Keep every line where the word "average" appears; drop the rest.

[Items from a figure collection]
###

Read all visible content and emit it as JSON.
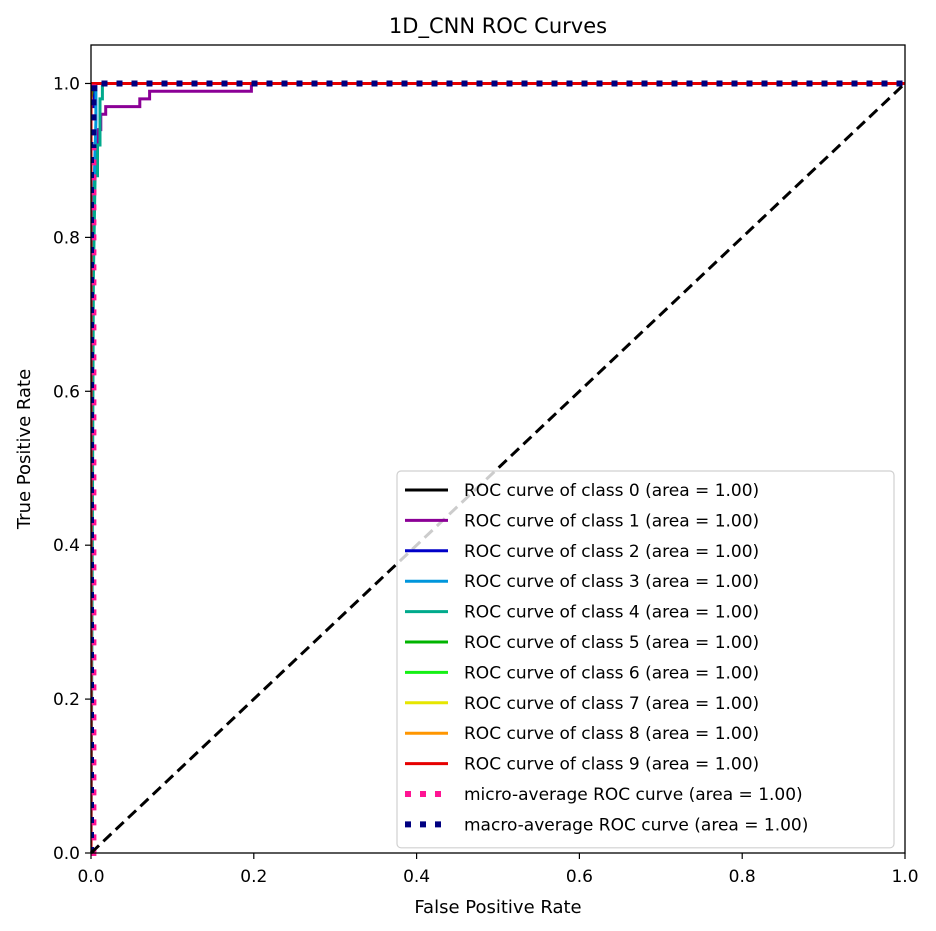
{
  "chart_data": {
    "type": "line",
    "title": "1D_CNN ROC Curves",
    "xlabel": "False Positive Rate",
    "ylabel": "True Positive Rate",
    "xlim": [
      0.0,
      1.0
    ],
    "ylim": [
      0.0,
      1.05
    ],
    "xticks": [
      0.0,
      0.2,
      0.4,
      0.6,
      0.8,
      1.0
    ],
    "yticks": [
      0.0,
      0.2,
      0.4,
      0.6,
      0.8,
      1.0
    ],
    "xtick_labels": [
      "0.0",
      "0.2",
      "0.4",
      "0.6",
      "0.8",
      "1.0"
    ],
    "ytick_labels": [
      "0.0",
      "0.2",
      "0.4",
      "0.6",
      "0.8",
      "1.0"
    ],
    "grid": false,
    "legend_position": "lower-right",
    "series": [
      {
        "name": "ROC curve of class 0 (area = 1.00)",
        "color": "#000000",
        "style": "solid",
        "x": [
          0.0,
          0.0,
          0.002,
          1.0
        ],
        "y": [
          0.0,
          0.99,
          1.0,
          1.0
        ]
      },
      {
        "name": "ROC curve of class 1 (area = 1.00)",
        "color": "#8b0096",
        "style": "solid",
        "x": [
          0.0,
          0.0,
          0.005,
          0.005,
          0.008,
          0.008,
          0.012,
          0.012,
          0.018,
          0.018,
          0.06,
          0.06,
          0.072,
          0.072,
          0.197,
          0.197,
          1.0
        ],
        "y": [
          0.0,
          0.88,
          0.88,
          0.9,
          0.9,
          0.94,
          0.94,
          0.96,
          0.96,
          0.97,
          0.97,
          0.98,
          0.98,
          0.99,
          0.99,
          1.0,
          1.0
        ]
      },
      {
        "name": "ROC curve of class 2 (area = 1.00)",
        "color": "#0000c8",
        "style": "solid",
        "x": [
          0.0,
          0.0,
          0.004,
          0.004,
          1.0
        ],
        "y": [
          0.0,
          0.97,
          0.97,
          1.0,
          1.0
        ]
      },
      {
        "name": "ROC curve of class 3 (area = 1.00)",
        "color": "#0096dc",
        "style": "solid",
        "x": [
          0.0,
          0.002,
          0.006,
          0.006,
          1.0
        ],
        "y": [
          0.0,
          0.8,
          0.95,
          1.0,
          1.0
        ]
      },
      {
        "name": "ROC curve of class 4 (area = 1.00)",
        "color": "#00aa8c",
        "style": "solid",
        "x": [
          0.0,
          0.003,
          0.005,
          0.008,
          0.008,
          0.011,
          0.011,
          0.014,
          0.014,
          1.0
        ],
        "y": [
          0.0,
          0.75,
          0.88,
          0.88,
          0.92,
          0.92,
          0.98,
          0.98,
          1.0,
          1.0
        ]
      },
      {
        "name": "ROC curve of class 5 (area = 1.00)",
        "color": "#00b400",
        "style": "solid",
        "x": [
          0.0,
          0.0,
          0.003,
          1.0
        ],
        "y": [
          0.0,
          0.98,
          1.0,
          1.0
        ]
      },
      {
        "name": "ROC curve of class 6 (area = 1.00)",
        "color": "#14f014",
        "style": "solid",
        "x": [
          0.0,
          0.0,
          0.002,
          1.0
        ],
        "y": [
          0.0,
          0.99,
          1.0,
          1.0
        ]
      },
      {
        "name": "ROC curve of class 7 (area = 1.00)",
        "color": "#e6e600",
        "style": "solid",
        "x": [
          0.0,
          0.0,
          0.002,
          1.0
        ],
        "y": [
          0.0,
          0.99,
          1.0,
          1.0
        ]
      },
      {
        "name": "ROC curve of class 8 (area = 1.00)",
        "color": "#ff9600",
        "style": "solid",
        "x": [
          0.0,
          0.0,
          0.002,
          1.0
        ],
        "y": [
          0.0,
          0.99,
          1.0,
          1.0
        ]
      },
      {
        "name": "ROC curve of class 9 (area = 1.00)",
        "color": "#e60000",
        "style": "solid",
        "x": [
          0.0,
          0.0,
          0.002,
          1.0
        ],
        "y": [
          0.0,
          0.99,
          1.0,
          1.0
        ]
      },
      {
        "name": "micro-average ROC curve (area = 1.00)",
        "color": "#ff1493",
        "style": "dotted",
        "x": [
          0.0,
          0.003,
          0.003,
          1.0
        ],
        "y": [
          0.0,
          0.0,
          1.0,
          1.0
        ]
      },
      {
        "name": "macro-average ROC curve (area = 1.00)",
        "color": "#000080",
        "style": "dotted",
        "x": [
          0.0,
          0.0,
          0.003,
          0.003,
          0.004,
          0.004,
          1.0
        ],
        "y": [
          0.0,
          0.92,
          0.92,
          0.98,
          0.98,
          1.0,
          1.0
        ]
      }
    ],
    "reference_line": {
      "x": [
        0.0,
        1.0
      ],
      "y": [
        0.0,
        1.0
      ],
      "color": "#000000",
      "style": "dashed"
    }
  }
}
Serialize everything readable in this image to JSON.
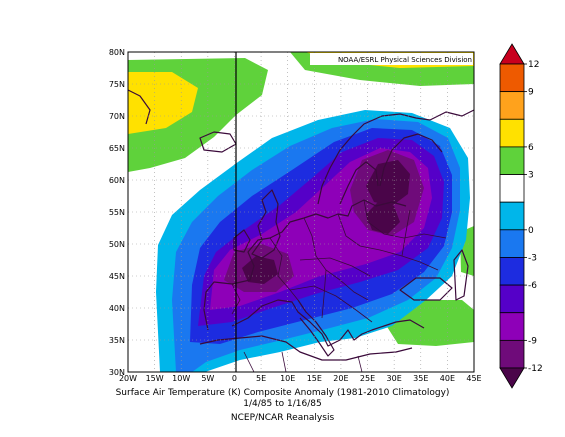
{
  "map": {
    "credit": "NOAA/ESRL Physical Sciences Division",
    "lat_labels": [
      "80N",
      "75N",
      "70N",
      "65N",
      "60N",
      "55N",
      "50N",
      "45N",
      "40N",
      "35N",
      "30N"
    ],
    "lon_labels": [
      "20W",
      "15W",
      "10W",
      "5W",
      "0",
      "5E",
      "10E",
      "15E",
      "20E",
      "25E",
      "30E",
      "35E",
      "40E",
      "45E"
    ],
    "colorbar_ticks": [
      "12",
      "9",
      "6",
      "3",
      "0",
      "-3",
      "-6",
      "-9",
      "-12"
    ],
    "colorbar_colors": [
      "#c8001e",
      "#ee5a00",
      "#ffa21c",
      "#ffe100",
      "#5fd23b",
      "#ffffff",
      "#00b6ea",
      "#1a78f0",
      "#1d2ce0",
      "#5500c8",
      "#8e00b8",
      "#6f0b7a",
      "#4a0549"
    ]
  },
  "caption": {
    "line1": "Surface Air Temperature (K) Composite Anomaly (1981-2010 Climatology)",
    "line2": "1/4/85  to 1/16/85",
    "line3": "NCEP/NCAR Reanalysis"
  }
}
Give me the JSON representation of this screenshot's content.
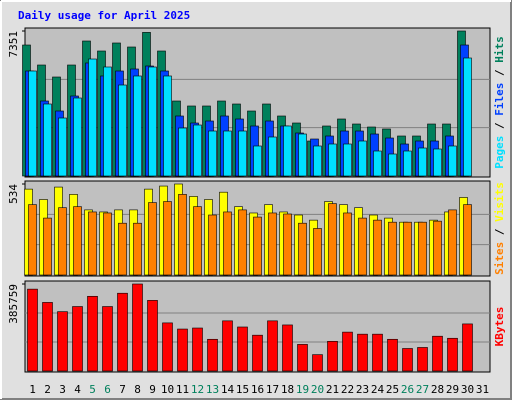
{
  "chart_data": [
    {
      "type": "bar",
      "title": "Daily usage for April 2025",
      "ylim": [
        0,
        7351
      ],
      "yticks": [
        7351
      ],
      "series": [
        {
          "name": "Hits",
          "color": "#00805c",
          "values": [
            6641,
            5627,
            5019,
            5627,
            6844,
            6337,
            6743,
            6540,
            7280,
            6337,
            3802,
            3549,
            3549,
            3802,
            3650,
            3295,
            3650,
            3042,
            2687,
            1774,
            2535,
            2890,
            2636,
            2484,
            2383,
            2028,
            2028,
            2636,
            2636,
            7351,
            null
          ]
        },
        {
          "name": "Files",
          "color": "#0040ff",
          "values": [
            5323,
            3802,
            3295,
            4056,
            5729,
            5070,
            5323,
            5425,
            5577,
            5323,
            3042,
            2687,
            2788,
            3042,
            2890,
            2535,
            2788,
            2535,
            2180,
            1876,
            2028,
            2281,
            2281,
            2129,
            1926,
            1622,
            1774,
            1774,
            2028,
            6641,
            null
          ]
        },
        {
          "name": "Pages",
          "color": "#00e0ff",
          "values": [
            5323,
            3650,
            2940,
            3954,
            5931,
            5526,
            4613,
            5070,
            5526,
            5070,
            2433,
            2585,
            2281,
            2281,
            2281,
            1521,
            1977,
            2535,
            2129,
            1521,
            1622,
            1622,
            1774,
            1267,
            1115,
            1267,
            1419,
            1369,
            1521,
            5982,
            null
          ]
        }
      ]
    },
    {
      "type": "bar",
      "ylim": [
        0,
        534
      ],
      "yticks": [
        534
      ],
      "series": [
        {
          "name": "Visits",
          "color": "#ffff00",
          "values": [
            504,
            443,
            516,
            473,
            382,
            370,
            382,
            382,
            504,
            522,
            534,
            461,
            443,
            486,
            401,
            364,
            413,
            370,
            352,
            322,
            431,
            413,
            395,
            352,
            334,
            310,
            310,
            322,
            370,
            455,
            null
          ]
        },
        {
          "name": "Sites",
          "color": "#ff8000",
          "values": [
            413,
            334,
            395,
            401,
            370,
            364,
            304,
            304,
            425,
            431,
            473,
            401,
            352,
            370,
            382,
            340,
            364,
            358,
            304,
            273,
            419,
            364,
            334,
            322,
            310,
            310,
            310,
            316,
            382,
            413,
            null
          ]
        }
      ]
    },
    {
      "type": "bar",
      "ylim": [
        0,
        385759
      ],
      "yticks": [
        385759
      ],
      "categories": [
        "1",
        "2",
        "3",
        "4",
        "5",
        "6",
        "7",
        "8",
        "9",
        "10",
        "11",
        "12",
        "13",
        "14",
        "15",
        "16",
        "17",
        "18",
        "19",
        "20",
        "21",
        "22",
        "23",
        "24",
        "25",
        "26",
        "27",
        "28",
        "29",
        "30",
        "31"
      ],
      "category_colors": [
        "#000000",
        "#000000",
        "#000000",
        "#000000",
        "#00805c",
        "#00805c",
        "#000000",
        "#000000",
        "#000000",
        "#000000",
        "#000000",
        "#00805c",
        "#00805c",
        "#000000",
        "#000000",
        "#000000",
        "#000000",
        "#000000",
        "#00805c",
        "#00805c",
        "#000000",
        "#000000",
        "#000000",
        "#000000",
        "#000000",
        "#00805c",
        "#00805c",
        "#000000",
        "#000000",
        "#000000",
        "#000000"
      ],
      "series": [
        {
          "name": "KBytes",
          "color": "#ff0000",
          "values": [
            363040,
            304046,
            263204,
            285894,
            331274,
            285894,
            344888,
            385759,
            313122,
            213286,
            186058,
            190596,
            140678,
            222362,
            195134,
            158830,
            222362,
            204210,
            117988,
            72608,
            131602,
            172444,
            163368,
            163368,
            140678,
            99836,
            104374,
            154292,
            145216,
            208748,
            null
          ]
        }
      ]
    }
  ]
}
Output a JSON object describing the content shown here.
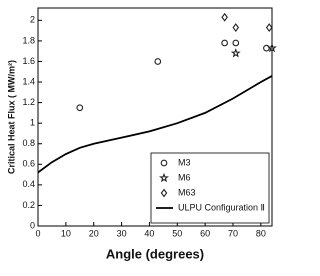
{
  "chart_data": {
    "type": "scatter",
    "x_label": "Angle (degrees)",
    "y_label": "Critical Heat Flux ( MW/m²)",
    "xlim": [
      0,
      84
    ],
    "ylim": [
      0,
      2.12
    ],
    "xticks": [
      0,
      10,
      20,
      30,
      40,
      50,
      60,
      70,
      80
    ],
    "yticks": [
      0,
      0.2,
      0.4,
      0.6,
      0.8,
      1,
      1.2,
      1.4,
      1.6,
      1.8,
      2
    ],
    "legend": "lower right",
    "series": [
      {
        "name": "M3",
        "type": "scatter",
        "marker": "circle",
        "color": "#222",
        "x": [
          15,
          43,
          67,
          71,
          82
        ],
        "values": [
          1.15,
          1.6,
          1.78,
          1.78,
          1.73
        ]
      },
      {
        "name": "M6",
        "type": "scatter",
        "marker": "star",
        "color": "#222",
        "x": [
          71,
          84
        ],
        "values": [
          1.68,
          1.73
        ]
      },
      {
        "name": "M63",
        "type": "scatter",
        "marker": "diamond",
        "color": "#222",
        "x": [
          67,
          71,
          83
        ],
        "values": [
          2.03,
          1.93,
          1.93
        ]
      },
      {
        "name": "ULPU Configuration Ⅱ",
        "type": "line",
        "color": "#000",
        "x": [
          0,
          5,
          10,
          15,
          20,
          30,
          40,
          50,
          60,
          70,
          80,
          84
        ],
        "values": [
          0.52,
          0.62,
          0.7,
          0.76,
          0.8,
          0.86,
          0.92,
          1.0,
          1.1,
          1.24,
          1.4,
          1.46
        ]
      }
    ]
  }
}
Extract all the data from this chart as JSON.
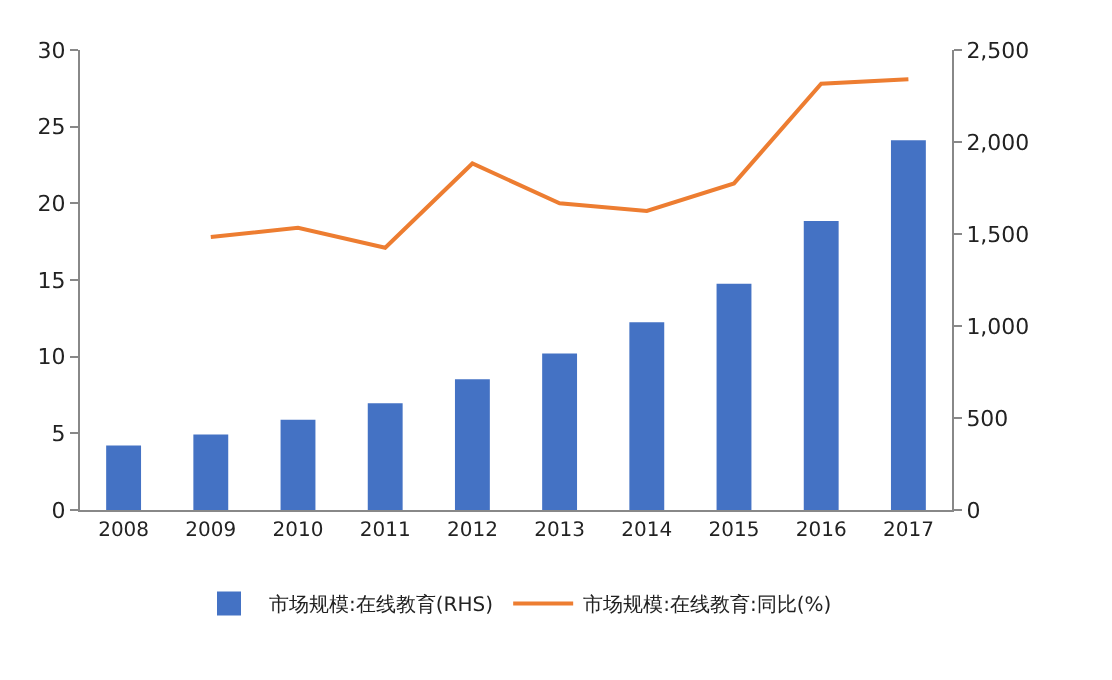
{
  "chart_data": {
    "type": "bar",
    "categories": [
      "2008",
      "2009",
      "2010",
      "2011",
      "2012",
      "2013",
      "2014",
      "2015",
      "2016",
      "2017"
    ],
    "series": [
      {
        "name": "市场规模:在线教育(RHS)",
        "axis": "y2",
        "color": "#4472c4",
        "values": [
          350,
          410,
          490,
          580,
          710,
          850,
          1020,
          1230,
          1570,
          2010
        ]
      },
      {
        "name": "市场规模:在线教育:同比(%)",
        "type": "line",
        "color": "#ed7d31",
        "values": [
          null,
          17.8,
          18.4,
          17.1,
          22.6,
          20.0,
          19.5,
          21.3,
          27.8,
          28.1
        ]
      }
    ],
    "ylim": [
      0,
      30
    ],
    "yticks": [
      0,
      5,
      10,
      15,
      20,
      25,
      30
    ],
    "y2lim": [
      0,
      2500
    ],
    "y2ticks": [
      0,
      500,
      {
        "value": 1000,
        "label": "1,000"
      },
      {
        "value": 1500,
        "label": "1,500"
      },
      {
        "value": 2000,
        "label": "2,000"
      },
      {
        "value": 2500,
        "label": "2,500"
      }
    ],
    "grid": false,
    "legend": "bottom",
    "marker": "none"
  }
}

###

> **TASK RESULT**:
        "name": "micro-average ROC curve (area = 1.00)",
        "name": "macro-average ROC curve (area = 1.00)",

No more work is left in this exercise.